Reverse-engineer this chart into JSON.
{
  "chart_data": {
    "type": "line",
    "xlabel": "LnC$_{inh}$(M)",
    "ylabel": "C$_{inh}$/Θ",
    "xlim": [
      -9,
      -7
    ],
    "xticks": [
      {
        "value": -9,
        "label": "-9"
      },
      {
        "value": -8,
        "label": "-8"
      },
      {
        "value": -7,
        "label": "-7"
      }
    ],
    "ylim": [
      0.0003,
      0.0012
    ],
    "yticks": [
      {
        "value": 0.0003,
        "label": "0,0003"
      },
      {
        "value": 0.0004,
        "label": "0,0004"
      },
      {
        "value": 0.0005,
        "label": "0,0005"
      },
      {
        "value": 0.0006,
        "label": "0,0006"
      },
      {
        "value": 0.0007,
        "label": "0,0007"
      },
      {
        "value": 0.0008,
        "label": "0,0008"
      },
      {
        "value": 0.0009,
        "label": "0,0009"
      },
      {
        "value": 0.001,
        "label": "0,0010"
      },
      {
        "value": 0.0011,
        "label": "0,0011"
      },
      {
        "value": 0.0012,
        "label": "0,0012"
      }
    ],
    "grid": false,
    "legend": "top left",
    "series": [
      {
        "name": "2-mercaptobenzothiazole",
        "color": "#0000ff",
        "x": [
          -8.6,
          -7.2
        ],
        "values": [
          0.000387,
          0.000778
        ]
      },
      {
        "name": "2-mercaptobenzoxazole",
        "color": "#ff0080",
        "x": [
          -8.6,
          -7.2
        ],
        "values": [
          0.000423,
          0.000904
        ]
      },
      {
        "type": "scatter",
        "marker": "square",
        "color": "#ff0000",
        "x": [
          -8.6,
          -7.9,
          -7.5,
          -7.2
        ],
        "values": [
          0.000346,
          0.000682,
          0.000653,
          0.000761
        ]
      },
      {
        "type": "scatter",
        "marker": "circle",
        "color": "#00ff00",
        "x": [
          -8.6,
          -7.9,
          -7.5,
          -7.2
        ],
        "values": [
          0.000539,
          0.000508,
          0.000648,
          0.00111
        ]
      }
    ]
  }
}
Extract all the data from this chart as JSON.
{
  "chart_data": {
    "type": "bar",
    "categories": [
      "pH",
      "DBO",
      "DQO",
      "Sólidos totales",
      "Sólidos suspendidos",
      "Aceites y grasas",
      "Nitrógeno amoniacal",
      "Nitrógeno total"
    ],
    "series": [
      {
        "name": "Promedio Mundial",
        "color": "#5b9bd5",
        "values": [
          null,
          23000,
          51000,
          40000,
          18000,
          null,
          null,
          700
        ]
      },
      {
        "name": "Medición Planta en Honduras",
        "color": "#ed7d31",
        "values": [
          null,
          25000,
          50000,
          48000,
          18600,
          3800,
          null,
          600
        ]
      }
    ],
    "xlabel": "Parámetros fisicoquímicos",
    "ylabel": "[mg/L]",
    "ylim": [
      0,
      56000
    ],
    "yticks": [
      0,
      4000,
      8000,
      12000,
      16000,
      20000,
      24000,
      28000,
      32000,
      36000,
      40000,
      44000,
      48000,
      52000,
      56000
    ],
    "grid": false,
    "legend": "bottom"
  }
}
━━━━━━━━━━━━━━━━
__Given problem__
Word for word, quote all of the data above.

__Answer to the problem__
Reverse-engineer this chart into JSON.
{
  "chart_data": {
    "type": "line",
    "xlabel": "LnC$_{inh}$(M)",
    "ylabel": "C$_{inh}$/Θ",
    "xlim": [
      -9,
      -7
    ],
    "xticks": [
      {
        "value": -9,
        "label": "-9"
      },
      {
        "value": -8,
        "label": "-8"
      },
      {
        "value": -7,
        "label": "-7"
      }
    ],
    "ylim": [
      0.0003,
      0.0012
    ],
    "yticks": [
      {
        "value": 0.0003,
        "label": "0,0003"
      },
      {
        "value": 0.0004,
        "label": "0,0004"
      },
      {
        "value": 0.0005,
        "label": "0,0005"
      },
      {
        "value": 0.0006,
        "label": "0,0006"
      },
      {
        "value": 0.0007,
        "label": "0,0007"
      },
      {
        "value": 0.0008,
        "label": "0,0008"
      },
      {
        "value": 0.0009,
        "label": "0,0009"
      },
      {
        "value": 0.001,
        "label": "0,0010"
      },
      {
        "value": 0.0011,
        "label": "0,0011"
      },
      {
        "value": 0.0012,
        "label": "0,0012"
      }
    ],
    "grid": false,
    "legend": "top left",
    "series": [
      {
        "name": "2-mercaptobenzothiazole",
        "color": "#0000ff",
        "x": [
          -8.6,
          -7.2
        ],
        "values": [
          0.000387,
          0.000778
        ]
      },
      {
        "name": "2-mercaptobenzoxazole",
        "color": "#ff0080",
        "x": [
          -8.6,
          -7.2
        ],
        "values": [
          0.000423,
          0.000904
        ]
      },
      {
        "type": "scatter",
        "marker": "square",
        "color": "#ff0000",
        "x": [
          -8.6,
          -7.9,
          -7.5,
          -7.2
        ],
        "values": [
          0.000346,
          0.000682,
          0.000653,
          0.000761
        ]
      },
      {
        "type": "scatter",
        "marker": "circle",
        "color": "#00ff00",
        "x": [
          -8.6,
          -7.9,
          -7.5,
          -7.2
        ],
        "values": [
          0.000539,
          0.000508,
          0.000648,
          0.00111
        ]
      }
    ]
  }
}
Extract all the data from this chart as JSON.
{
  "chart_data": {
    "type": "bar",
    "categories": [
      "pH",
      "DBO",
      "DQO",
      "Sólidos totales",
      "Sólidos suspendidos",
      "Aceites y grasas",
      "Nitrógeno amoniacal",
      "Nitrógeno total"
    ],
    "series": [
      {
        "name": "Promedio Mundial",
        "color": "#5b9bd5",
        "values": [
          null,
          23000,
          51000,
          40000,
          18000,
          null,
          null,
          700
        ]
      },
      {
        "name": "Medición Planta en Honduras",
        "color": "#ed7d31",
        "values": [
          null,
          25000,
          50000,
          48000,
          18600,
          3800,
          null,
          600
        ]
      }
    ],
    "xlabel": "Parámetros fisicoquímicos",
    "ylabel": "[mg/L]",
    "ylim": [
      0,
      56000
    ],
    "yticks": [
      0,
      4000,
      8000,
      12000,
      16000,
      20000,
      24000,
      28000,
      32000,
      36000,
      40000,
      44000,
      48000,
      52000,
      56000
    ],
    "grid": false,
    "legend": "bottom"
  }
}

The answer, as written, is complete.